## Source material
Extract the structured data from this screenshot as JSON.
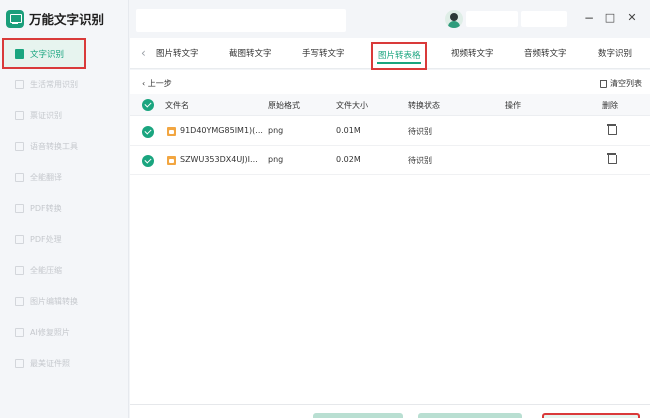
{
  "app": {
    "title": "万能文字识别"
  },
  "sidebar": {
    "items": [
      {
        "label": "文字识别",
        "active": true
      },
      {
        "label": "生活常用识别"
      },
      {
        "label": "票证识别"
      },
      {
        "label": "语音转换工具"
      },
      {
        "label": "全能翻译"
      },
      {
        "label": "PDF转换"
      },
      {
        "label": "PDF处理"
      },
      {
        "label": "全能压缩"
      },
      {
        "label": "图片编辑转换"
      },
      {
        "label": "AI修复照片"
      },
      {
        "label": "最美证件照"
      }
    ]
  },
  "window": {
    "minimize": "−",
    "maximize": "□",
    "close": "✕"
  },
  "tabs": [
    {
      "label": "图片转文字"
    },
    {
      "label": "截图转文字"
    },
    {
      "label": "手写转文字"
    },
    {
      "label": "图片转表格",
      "active": true
    },
    {
      "label": "视频转文字"
    },
    {
      "label": "音频转文字"
    },
    {
      "label": "数字识别"
    }
  ],
  "toolbar": {
    "back_label": "上一步",
    "clear_label": "清空列表"
  },
  "table": {
    "headers": [
      "文件名",
      "原始格式",
      "文件大小",
      "转换状态",
      "操作",
      "删除"
    ],
    "rows": [
      {
        "name": "91D40YMG85IM1)(...",
        "format": "png",
        "size": "0.01M",
        "status": "待识别"
      },
      {
        "name": "SZWU353DX4UJ)I...",
        "format": "png",
        "size": "0.02M",
        "status": "待识别"
      }
    ]
  },
  "colors": {
    "accent": "#1aa57f",
    "highlight_box": "#d93a3a",
    "file_icon": "#f2a641"
  }
}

## Work required
Search the entries for the word "name" and pick out every line that holds it.

## Result for this exercise
        "name": "91D40YMG85IM1)(...",
        "name": "SZWU353DX4UJ)I...",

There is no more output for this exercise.